# START OF Records for processing
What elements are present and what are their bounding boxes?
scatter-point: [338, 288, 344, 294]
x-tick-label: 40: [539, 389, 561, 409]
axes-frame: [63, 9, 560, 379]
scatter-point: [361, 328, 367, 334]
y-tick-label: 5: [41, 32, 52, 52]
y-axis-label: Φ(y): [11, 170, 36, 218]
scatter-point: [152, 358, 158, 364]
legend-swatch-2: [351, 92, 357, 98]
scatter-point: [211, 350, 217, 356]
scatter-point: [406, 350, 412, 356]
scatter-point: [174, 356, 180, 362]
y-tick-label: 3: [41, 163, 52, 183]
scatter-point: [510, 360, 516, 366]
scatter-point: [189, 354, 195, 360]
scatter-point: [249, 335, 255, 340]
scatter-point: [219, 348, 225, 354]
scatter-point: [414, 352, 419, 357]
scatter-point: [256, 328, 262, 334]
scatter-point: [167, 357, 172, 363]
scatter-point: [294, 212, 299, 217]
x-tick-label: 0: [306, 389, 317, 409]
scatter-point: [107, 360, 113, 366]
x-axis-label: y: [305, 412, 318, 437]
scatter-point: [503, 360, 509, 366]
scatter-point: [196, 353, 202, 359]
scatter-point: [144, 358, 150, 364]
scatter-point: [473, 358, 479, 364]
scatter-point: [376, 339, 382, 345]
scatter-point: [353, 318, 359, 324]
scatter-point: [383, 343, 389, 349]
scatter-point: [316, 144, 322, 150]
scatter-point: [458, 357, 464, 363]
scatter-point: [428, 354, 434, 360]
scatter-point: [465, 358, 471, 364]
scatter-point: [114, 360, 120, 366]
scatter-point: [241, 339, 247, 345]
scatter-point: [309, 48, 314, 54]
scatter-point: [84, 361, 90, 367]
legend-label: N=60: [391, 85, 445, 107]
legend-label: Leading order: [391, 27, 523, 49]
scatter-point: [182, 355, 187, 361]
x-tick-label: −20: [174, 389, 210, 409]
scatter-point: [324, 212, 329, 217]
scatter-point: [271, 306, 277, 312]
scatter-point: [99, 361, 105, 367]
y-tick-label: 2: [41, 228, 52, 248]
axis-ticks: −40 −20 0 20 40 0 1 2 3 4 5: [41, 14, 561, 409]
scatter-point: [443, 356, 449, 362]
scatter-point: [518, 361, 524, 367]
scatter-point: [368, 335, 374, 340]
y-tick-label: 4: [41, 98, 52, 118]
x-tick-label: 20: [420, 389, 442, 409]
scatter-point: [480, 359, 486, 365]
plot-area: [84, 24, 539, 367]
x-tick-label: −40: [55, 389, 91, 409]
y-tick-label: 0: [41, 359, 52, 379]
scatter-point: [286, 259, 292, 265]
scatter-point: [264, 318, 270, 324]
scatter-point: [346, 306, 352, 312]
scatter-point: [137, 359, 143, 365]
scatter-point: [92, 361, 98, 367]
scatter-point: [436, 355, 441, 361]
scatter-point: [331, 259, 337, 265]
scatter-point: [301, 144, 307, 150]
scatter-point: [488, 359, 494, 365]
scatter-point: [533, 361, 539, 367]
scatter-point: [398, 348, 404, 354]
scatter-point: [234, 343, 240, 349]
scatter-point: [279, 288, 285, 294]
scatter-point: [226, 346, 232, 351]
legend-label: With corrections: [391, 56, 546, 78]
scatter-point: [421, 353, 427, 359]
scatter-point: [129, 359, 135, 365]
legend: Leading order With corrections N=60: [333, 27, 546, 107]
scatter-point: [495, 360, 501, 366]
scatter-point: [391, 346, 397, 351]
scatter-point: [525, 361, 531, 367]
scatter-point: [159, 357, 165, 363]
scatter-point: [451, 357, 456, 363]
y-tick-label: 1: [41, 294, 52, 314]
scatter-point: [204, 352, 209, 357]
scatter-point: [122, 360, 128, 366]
# END OF Records for processing
Count the lines in the records above that contain the string "axis". Reply with the number alone.

3